[Stored dataset items]
....
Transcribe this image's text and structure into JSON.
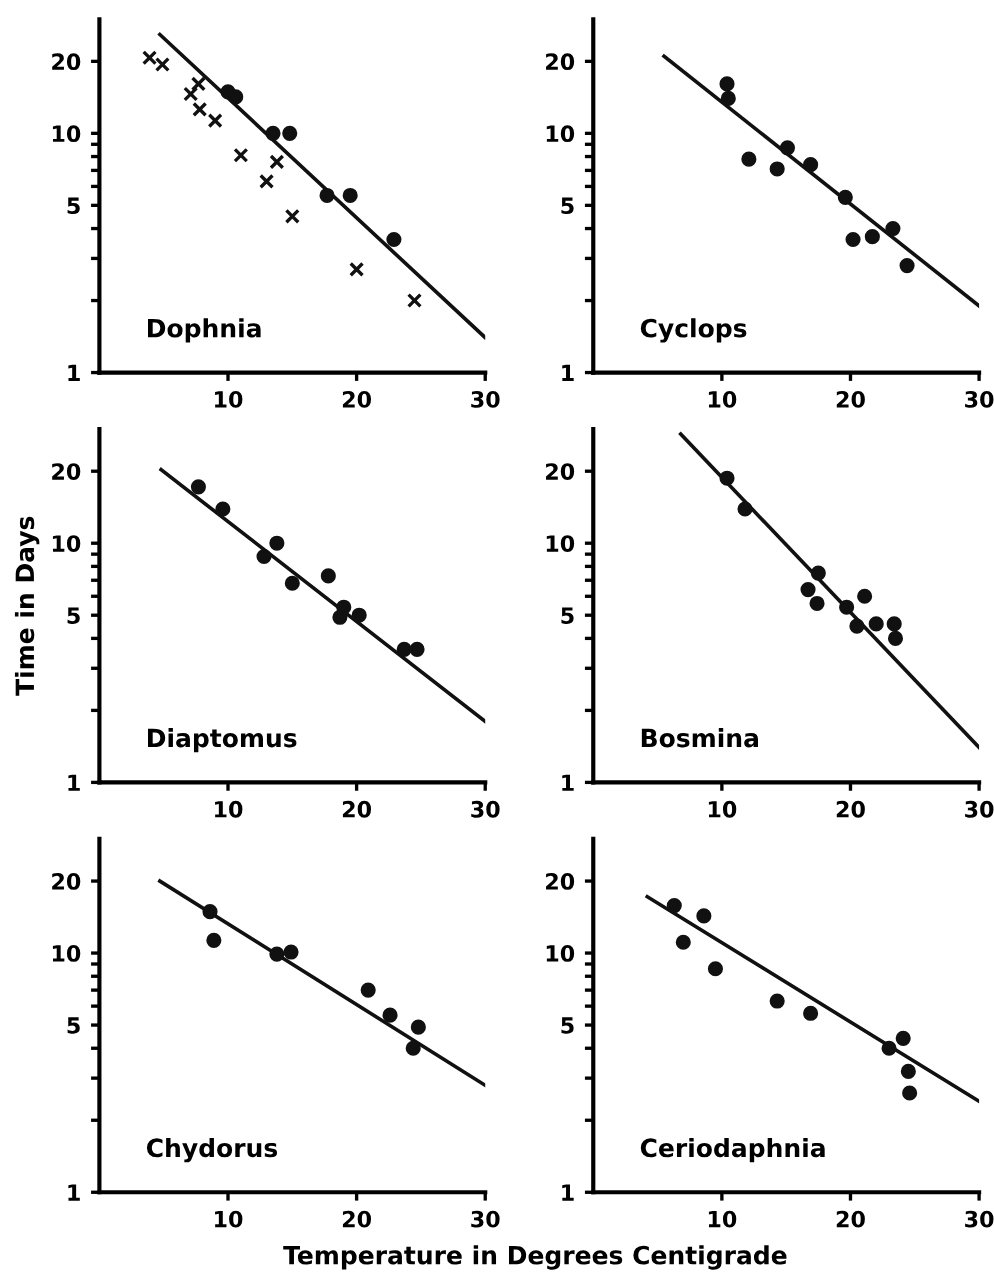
{
  "chart_data": [
    {
      "type": "scatter",
      "title": "Dophnia",
      "xlim": [
        0,
        30
      ],
      "ylim": [
        1,
        30
      ],
      "log": "y",
      "xticks": [
        10,
        20,
        30
      ],
      "yticks": [
        1,
        {
          "value": 2,
          "label": null
        },
        {
          "value": 3,
          "label": null
        },
        {
          "value": 4,
          "label": null
        },
        5,
        {
          "value": 6,
          "label": null
        },
        {
          "value": 7,
          "label": null
        },
        {
          "value": 8,
          "label": null
        },
        {
          "value": 9,
          "label": null
        },
        10,
        20
      ],
      "grid": false,
      "legend": false,
      "series": [
        {
          "color": "#111111",
          "marker": "cross",
          "x": [
            3.9,
            4.9,
            7.7,
            7.1,
            7.8,
            9.0,
            11.0,
            13.8,
            13.0,
            15.0,
            20.0,
            24.5
          ],
          "values": [
            20.7,
            19.4,
            16.1,
            14.6,
            12.6,
            11.3,
            8.1,
            7.6,
            6.3,
            4.5,
            2.7,
            2.0
          ]
        },
        {
          "color": "#111111",
          "marker": "circle",
          "x": [
            10.0,
            10.6,
            13.5,
            14.8,
            17.7,
            19.5,
            22.9
          ],
          "values": [
            14.9,
            14.2,
            10,
            10,
            5.5,
            5.5,
            3.6
          ]
        },
        {
          "type": "line",
          "color": "#111111",
          "marker": "none",
          "x": [
            4.7,
            30
          ],
          "values": [
            25.9,
            1.4
          ]
        }
      ]
    },
    {
      "type": "scatter",
      "title": "Cyclops",
      "xlim": [
        0,
        30
      ],
      "ylim": [
        1,
        30
      ],
      "log": "y",
      "xticks": [
        10,
        20,
        30
      ],
      "yticks": [
        1,
        {
          "value": 2,
          "label": null
        },
        {
          "value": 3,
          "label": null
        },
        {
          "value": 4,
          "label": null
        },
        5,
        {
          "value": 6,
          "label": null
        },
        {
          "value": 7,
          "label": null
        },
        {
          "value": 8,
          "label": null
        },
        {
          "value": 9,
          "label": null
        },
        10,
        20
      ],
      "grid": false,
      "legend": false,
      "series": [
        {
          "color": "#111111",
          "marker": "circle",
          "x": [
            10.4,
            10.5,
            12.1,
            14.3,
            15.1,
            16.9,
            19.6,
            20.2,
            21.7,
            23.3,
            24.4
          ],
          "values": [
            16.1,
            14.0,
            7.8,
            7.1,
            8.7,
            7.4,
            5.4,
            3.6,
            3.7,
            4.0,
            2.8
          ]
        },
        {
          "type": "line",
          "color": "#111111",
          "marker": "none",
          "x": [
            5.5,
            30
          ],
          "values": [
            21,
            1.9
          ]
        }
      ]
    },
    {
      "type": "scatter",
      "title": "Diaptomus",
      "ylabel": "Time in Days",
      "xlim": [
        0,
        30
      ],
      "ylim": [
        1,
        30
      ],
      "log": "y",
      "xticks": [
        10,
        20,
        30
      ],
      "yticks": [
        1,
        {
          "value": 2,
          "label": null
        },
        {
          "value": 3,
          "label": null
        },
        {
          "value": 4,
          "label": null
        },
        5,
        {
          "value": 6,
          "label": null
        },
        {
          "value": 7,
          "label": null
        },
        {
          "value": 8,
          "label": null
        },
        {
          "value": 9,
          "label": null
        },
        10,
        20
      ],
      "grid": false,
      "legend": false,
      "series": [
        {
          "color": "#111111",
          "marker": "circle",
          "x": [
            7.7,
            9.6,
            12.8,
            13.8,
            15.0,
            17.8,
            19.0,
            18.7,
            20.2,
            23.7,
            24.7
          ],
          "values": [
            17.2,
            13.9,
            8.8,
            10,
            6.8,
            7.3,
            5.4,
            4.9,
            5.0,
            3.6,
            3.6
          ]
        },
        {
          "type": "line",
          "color": "#111111",
          "marker": "none",
          "x": [
            4.8,
            30
          ],
          "values": [
            20.3,
            1.8
          ]
        }
      ]
    },
    {
      "type": "scatter",
      "title": "Bosmina",
      "xlim": [
        0,
        30
      ],
      "ylim": [
        1,
        30
      ],
      "log": "y",
      "xticks": [
        10,
        20,
        30
      ],
      "yticks": [
        1,
        {
          "value": 2,
          "label": null
        },
        {
          "value": 3,
          "label": null
        },
        {
          "value": 4,
          "label": null
        },
        5,
        {
          "value": 6,
          "label": null
        },
        {
          "value": 7,
          "label": null
        },
        {
          "value": 8,
          "label": null
        },
        {
          "value": 9,
          "label": null
        },
        10,
        20
      ],
      "grid": false,
      "legend": false,
      "series": [
        {
          "color": "#111111",
          "marker": "circle",
          "x": [
            10.4,
            11.8,
            17.5,
            16.7,
            17.4,
            19.7,
            21.1,
            20.5,
            22.0,
            23.4,
            23.5
          ],
          "values": [
            18.7,
            13.9,
            7.5,
            6.4,
            5.6,
            5.4,
            6.0,
            4.5,
            4.6,
            4.6,
            4.0
          ]
        },
        {
          "type": "line",
          "color": "#111111",
          "marker": "none",
          "x": [
            6.8,
            30
          ],
          "values": [
            28.6,
            1.4
          ]
        }
      ]
    },
    {
      "type": "scatter",
      "title": "Chydorus",
      "xlabel": "Temperature in Degrees Centigrade",
      "xlim": [
        0,
        30
      ],
      "ylim": [
        1,
        30
      ],
      "log": "y",
      "xticks": [
        10,
        20,
        30
      ],
      "yticks": [
        1,
        {
          "value": 2,
          "label": null
        },
        {
          "value": 3,
          "label": null
        },
        {
          "value": 4,
          "label": null
        },
        5,
        {
          "value": 6,
          "label": null
        },
        {
          "value": 7,
          "label": null
        },
        {
          "value": 8,
          "label": null
        },
        {
          "value": 9,
          "label": null
        },
        10,
        20
      ],
      "grid": false,
      "legend": false,
      "series": [
        {
          "color": "#111111",
          "marker": "circle",
          "x": [
            8.6,
            8.9,
            13.8,
            14.9,
            20.9,
            22.6,
            24.8,
            24.4
          ],
          "values": [
            14.9,
            11.3,
            9.9,
            10.1,
            7.0,
            5.5,
            4.9,
            4.0
          ]
        },
        {
          "type": "line",
          "color": "#111111",
          "marker": "none",
          "x": [
            4.7,
            30
          ],
          "values": [
            20,
            2.8
          ]
        }
      ]
    },
    {
      "type": "scatter",
      "title": "Ceriodaphnia",
      "xlim": [
        0,
        30
      ],
      "ylim": [
        1,
        30
      ],
      "log": "y",
      "xticks": [
        10,
        20,
        30
      ],
      "yticks": [
        1,
        {
          "value": 2,
          "label": null
        },
        {
          "value": 3,
          "label": null
        },
        {
          "value": 4,
          "label": null
        },
        5,
        {
          "value": 6,
          "label": null
        },
        {
          "value": 7,
          "label": null
        },
        {
          "value": 8,
          "label": null
        },
        {
          "value": 9,
          "label": null
        },
        10,
        20
      ],
      "grid": false,
      "legend": false,
      "series": [
        {
          "color": "#111111",
          "marker": "circle",
          "x": [
            6.3,
            7.0,
            8.6,
            9.5,
            14.3,
            16.9,
            23.0,
            24.1,
            24.5,
            24.6
          ],
          "values": [
            15.8,
            11.1,
            14.3,
            8.6,
            6.3,
            5.6,
            4.0,
            4.4,
            3.2,
            2.6
          ]
        },
        {
          "type": "line",
          "color": "#111111",
          "marker": "none",
          "x": [
            4.2,
            30
          ],
          "values": [
            17.2,
            2.4
          ]
        }
      ]
    }
  ]
}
....
**Exercise aim**
Search the records above for "title". Copy each line where it is found.

**Response to this task**
      "title": "Dophnia",
      "title": "Cyclops",
      "title": "Diaptomus",
      "title": "Bosmina",
      "title": "Chydorus",
      "title": "Ceriodaphnia",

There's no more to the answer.